##### Source records
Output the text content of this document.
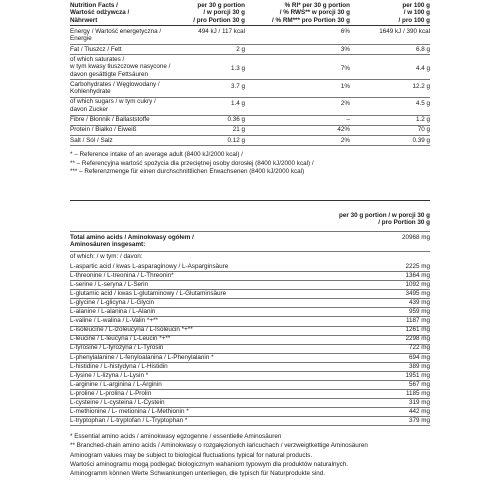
Nutrition Facts /
Wartość odżywcza /
Nährwert
per 30 g portion
/ w porcji 30 g
/ pro Portion 30 g
% RI* per 30 g portion
/ % RWS** w porcji 30 g
/ % RM*** pro Portion 30 g
per 100 g
/ w 100 g
/ pro 100 g
Energy / Wartość energetyczna /
Energie
494 kJ / 117 kcal	6%	1649 kJ / 390 kcal
Fat / Tłuszcz / Fett	2 g	3%	6.8 g
of which saturates /
w tym kwasy tłuszczowe nasycone /
davon gesättigte Fettsäuren
1.3 g	7%	4.4 g
Carbohydrates / Węglowodany /
Kohlenhydrate
3.7 g	1%	12.2 g
of which sugars / w tym cukry /
davon Zucker
1.4 g	2%	4.5 g
Fibre / Błonnik / Ballaststoffe	0.36 g	–	1.2 g
Protein / Białko / Eiweiß	21 g	42%	70 g
Salt / Sól / Salz	0.12 g	2%	0.39 g
* – Reference intake of an average adult (8400 kJ/2000 kcal) /
** – Referencyjna wartość spożycia dla przeciętnej osoby dorosłej (8400 kJ/2000 kcal) /
*** – Referenzmenge für einen durchschnittlichen Erwachsenen (8400 kJ/2000 kcal)
per 30 g portion / w porcji 30 g
/ pro Portion 30 g
Total amino acids / Aminokwasy ogółem /
Aminosäuren insgesamt:
20968 mg
of which: / w tym: / davon:
L-aspartic acid / kwas L-asparaginowy / L-Asparginsäure	2225 mg
L-threonine / L-treonina / L-Threonin*	1364 mg
L-serine / L-seryna / L-Serin	1092 mg
L-glutamic acid / kwas L-glutaminowy / L-Glutaminsäure	3495 mg
L-glycine / L-glicyna / L-Glycin	439 mg
L-alanine / L-alanina / L-Alanin	959 mg
L-valine / L-walina / L-Valin *+**	1187 mg
L-isoleucine / L-izoleucyna / L-Isoleucin *+**	1261 mg
L-leucine / L-leucyna / L-Leucin *+**	2298 mg
L-tyrosine / L-tyrozyna / L-Tyrosin	722 mg
L-phenylalanine / L-fenyloalanina / L-Phenylalanin *	694 mg
L-histidine / L-histydyna / L-Histidin	389 mg
L-lysine / L-lizyna / L-Lysin *	1951 mg
L-arginine / L-arginina / L-Arginin	567 mg
L-proline / L-prolina / L-Prolin	1185 mg
L-cysteine / L-cysteina / L-Cystein	319 mg
L-methionine / L- metionina / L-Methionin *	442 mg
L-tryptophan / L-tryptofan / L-Tryptophan *	379 mg
* Essential amino acids / aminokwasy egzogenne / essentielle Aminosäuren
** Branched-chain amino acids / Aminokwasy o rozgałęzionych łańcuchach / verzweigtkettige Aminosäuren
Aminogram values may be subject to biological fluctuations typical for natural products.
Wartości aminogramu mogą podlegać biologicznym wahaniom typowym dla produktów naturalnych.
Aminogramm können Werte Schwankungen unterliegen, die typisch für Naturprodukte sind.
##########
## How to complete this task
What is needed is a word-for-word copy of the data above, free of any images.

## Response to this exercise
Output the text content of this document.
Nutrition Facts /
Wartość odżywcza /
Nährwert
per 30 g portion
/ w porcji 30 g
/ pro Portion 30 g
% RI* per 30 g portion
/ % RWS** w porcji 30 g
/ % RM*** pro Portion 30 g
per 100 g
/ w 100 g
/ pro 100 g
Energy / Wartość energetyczna /
Energie
494 kJ / 117 kcal	6%	1649 kJ / 390 kcal
Fat / Tłuszcz / Fett	2 g	3%	6.8 g
of which saturates /
w tym kwasy tłuszczowe nasycone /
davon gesättigte Fettsäuren
1.3 g	7%	4.4 g
Carbohydrates / Węglowodany /
Kohlenhydrate
3.7 g	1%	12.2 g
of which sugars / w tym cukry /
davon Zucker
1.4 g	2%	4.5 g
Fibre / Błonnik / Ballaststoffe	0.36 g	–	1.2 g
Protein / Białko / Eiweiß	21 g	42%	70 g
Salt / Sól / Salz	0.12 g	2%	0.39 g
* – Reference intake of an average adult (8400 kJ/2000 kcal) /
** – Referencyjna wartość spożycia dla przeciętnej osoby dorosłej (8400 kJ/2000 kcal) /
*** – Referenzmenge für einen durchschnittlichen Erwachsenen (8400 kJ/2000 kcal)
per 30 g portion / w porcji 30 g
/ pro Portion 30 g
Total amino acids / Aminokwasy ogółem /
Aminosäuren insgesamt:
20968 mg
of which: / w tym: / davon:
L-aspartic acid / kwas L-asparaginowy / L-Asparginsäure	2225 mg
L-threonine / L-treonina / L-Threonin*	1364 mg
L-serine / L-seryna / L-Serin	1092 mg
L-glutamic acid / kwas L-glutaminowy / L-Glutaminsäure	3495 mg
L-glycine / L-glicyna / L-Glycin	439 mg
L-alanine / L-alanina / L-Alanin	959 mg
L-valine / L-walina / L-Valin *+**	1187 mg
L-isoleucine / L-izoleucyna / L-Isoleucin *+**	1261 mg
L-leucine / L-leucyna / L-Leucin *+**	2298 mg
L-tyrosine / L-tyrozyna / L-Tyrosin	722 mg
L-phenylalanine / L-fenyloalanina / L-Phenylalanin *	694 mg
L-histidine / L-histydyna / L-Histidin	389 mg
L-lysine / L-lizyna / L-Lysin *	1951 mg
L-arginine / L-arginina / L-Arginin	567 mg
L-proline / L-prolina / L-Prolin	1185 mg
L-cysteine / L-cysteina / L-Cystein	319 mg
L-methionine / L- metionina / L-Methionin *	442 mg
L-tryptophan / L-tryptofan / L-Tryptophan *	379 mg
* Essential amino acids / aminokwasy egzogenne / essentielle Aminosäuren
** Branched-chain amino acids / Aminokwasy o rozgałęzionych łańcuchach / verzweigtkettige Aminosäuren
Aminogram values may be subject to biological fluctuations typical for natural products.
Wartości aminogramu mogą podlegać biologicznym wahaniom typowym dla produktów naturalnych.
Aminogramm können Werte Schwankungen unterliegen, die typisch für Naturprodukte sind.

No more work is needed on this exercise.